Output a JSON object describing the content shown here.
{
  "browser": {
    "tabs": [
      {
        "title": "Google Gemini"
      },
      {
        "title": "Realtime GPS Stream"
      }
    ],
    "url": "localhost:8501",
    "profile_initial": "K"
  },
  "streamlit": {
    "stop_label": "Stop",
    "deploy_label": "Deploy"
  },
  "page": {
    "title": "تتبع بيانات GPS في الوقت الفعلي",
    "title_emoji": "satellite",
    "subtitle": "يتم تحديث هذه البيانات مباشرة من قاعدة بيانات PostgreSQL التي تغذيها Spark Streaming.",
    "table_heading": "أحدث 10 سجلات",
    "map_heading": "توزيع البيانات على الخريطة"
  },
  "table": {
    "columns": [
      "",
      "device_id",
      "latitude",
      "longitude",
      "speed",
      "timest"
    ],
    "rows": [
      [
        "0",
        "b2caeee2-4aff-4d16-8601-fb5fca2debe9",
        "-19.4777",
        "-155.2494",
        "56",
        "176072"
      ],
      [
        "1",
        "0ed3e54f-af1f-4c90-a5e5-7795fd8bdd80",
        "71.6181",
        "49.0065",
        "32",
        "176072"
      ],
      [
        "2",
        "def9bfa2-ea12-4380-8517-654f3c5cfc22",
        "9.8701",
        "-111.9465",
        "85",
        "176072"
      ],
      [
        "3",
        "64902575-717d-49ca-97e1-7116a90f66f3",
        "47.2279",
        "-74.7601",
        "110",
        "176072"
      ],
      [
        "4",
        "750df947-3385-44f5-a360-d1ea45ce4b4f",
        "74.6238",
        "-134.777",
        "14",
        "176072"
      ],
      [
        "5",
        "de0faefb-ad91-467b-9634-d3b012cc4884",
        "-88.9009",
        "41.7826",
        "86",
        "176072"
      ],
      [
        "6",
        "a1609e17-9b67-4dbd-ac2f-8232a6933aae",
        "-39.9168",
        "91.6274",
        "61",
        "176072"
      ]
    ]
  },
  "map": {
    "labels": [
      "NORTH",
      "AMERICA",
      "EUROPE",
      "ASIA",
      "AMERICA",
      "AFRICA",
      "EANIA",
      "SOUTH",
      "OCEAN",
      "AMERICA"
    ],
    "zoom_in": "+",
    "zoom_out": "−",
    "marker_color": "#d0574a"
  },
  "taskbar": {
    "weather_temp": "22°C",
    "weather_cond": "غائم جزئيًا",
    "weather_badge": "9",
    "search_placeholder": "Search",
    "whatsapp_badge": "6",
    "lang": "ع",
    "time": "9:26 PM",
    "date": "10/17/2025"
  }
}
━━━━━━━━
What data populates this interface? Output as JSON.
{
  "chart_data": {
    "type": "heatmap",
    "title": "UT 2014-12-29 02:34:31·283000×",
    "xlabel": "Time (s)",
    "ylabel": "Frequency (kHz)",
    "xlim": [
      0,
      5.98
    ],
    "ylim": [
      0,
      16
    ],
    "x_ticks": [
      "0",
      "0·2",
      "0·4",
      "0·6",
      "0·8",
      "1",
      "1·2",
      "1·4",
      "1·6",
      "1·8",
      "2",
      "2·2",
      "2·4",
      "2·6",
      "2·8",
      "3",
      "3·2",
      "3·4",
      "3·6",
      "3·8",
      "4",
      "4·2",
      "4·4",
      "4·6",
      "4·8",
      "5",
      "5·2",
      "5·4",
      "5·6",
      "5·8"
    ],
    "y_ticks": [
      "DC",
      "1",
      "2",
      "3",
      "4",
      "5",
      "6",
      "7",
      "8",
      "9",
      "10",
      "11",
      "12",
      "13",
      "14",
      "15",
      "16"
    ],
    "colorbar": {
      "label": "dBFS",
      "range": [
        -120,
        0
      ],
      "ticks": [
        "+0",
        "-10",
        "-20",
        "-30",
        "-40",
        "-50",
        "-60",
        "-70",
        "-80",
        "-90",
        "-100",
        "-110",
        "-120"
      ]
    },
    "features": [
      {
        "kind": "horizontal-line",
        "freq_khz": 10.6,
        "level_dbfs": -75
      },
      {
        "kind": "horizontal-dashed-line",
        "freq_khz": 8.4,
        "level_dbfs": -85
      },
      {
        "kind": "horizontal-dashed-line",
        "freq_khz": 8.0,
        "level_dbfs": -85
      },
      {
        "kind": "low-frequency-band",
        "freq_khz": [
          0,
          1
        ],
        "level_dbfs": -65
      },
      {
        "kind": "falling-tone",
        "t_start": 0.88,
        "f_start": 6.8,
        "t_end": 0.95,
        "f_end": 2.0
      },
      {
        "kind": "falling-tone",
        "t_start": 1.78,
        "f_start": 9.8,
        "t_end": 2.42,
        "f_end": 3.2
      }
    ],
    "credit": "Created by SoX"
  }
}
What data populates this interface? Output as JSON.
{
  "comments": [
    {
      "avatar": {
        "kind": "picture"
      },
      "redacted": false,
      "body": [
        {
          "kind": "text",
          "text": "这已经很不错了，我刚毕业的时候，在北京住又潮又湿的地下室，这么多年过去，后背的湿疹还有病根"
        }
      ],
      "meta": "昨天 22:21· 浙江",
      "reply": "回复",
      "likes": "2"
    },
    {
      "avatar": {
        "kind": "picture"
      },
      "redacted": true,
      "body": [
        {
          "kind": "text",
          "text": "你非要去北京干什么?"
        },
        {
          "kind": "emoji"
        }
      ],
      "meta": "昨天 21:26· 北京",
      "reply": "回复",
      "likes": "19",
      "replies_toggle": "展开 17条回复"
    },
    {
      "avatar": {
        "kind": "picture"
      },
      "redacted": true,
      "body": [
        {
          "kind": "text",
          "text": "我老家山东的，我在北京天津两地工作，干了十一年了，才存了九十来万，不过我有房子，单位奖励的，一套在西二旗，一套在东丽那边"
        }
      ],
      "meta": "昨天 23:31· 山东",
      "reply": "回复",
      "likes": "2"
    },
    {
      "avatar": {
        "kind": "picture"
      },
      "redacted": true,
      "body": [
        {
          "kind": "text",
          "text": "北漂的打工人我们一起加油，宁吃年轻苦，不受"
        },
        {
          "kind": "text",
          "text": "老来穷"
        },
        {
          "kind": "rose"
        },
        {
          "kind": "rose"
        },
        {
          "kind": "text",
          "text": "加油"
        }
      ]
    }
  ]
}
━━━━━━━━
The task:
Take every line that includes the string "meta" and copy it.

Exercise solution:
      "meta": "昨天 22:21· 浙江",
      "meta": "昨天 21:26· 北京",
      "meta": "昨天 23:31· 山东",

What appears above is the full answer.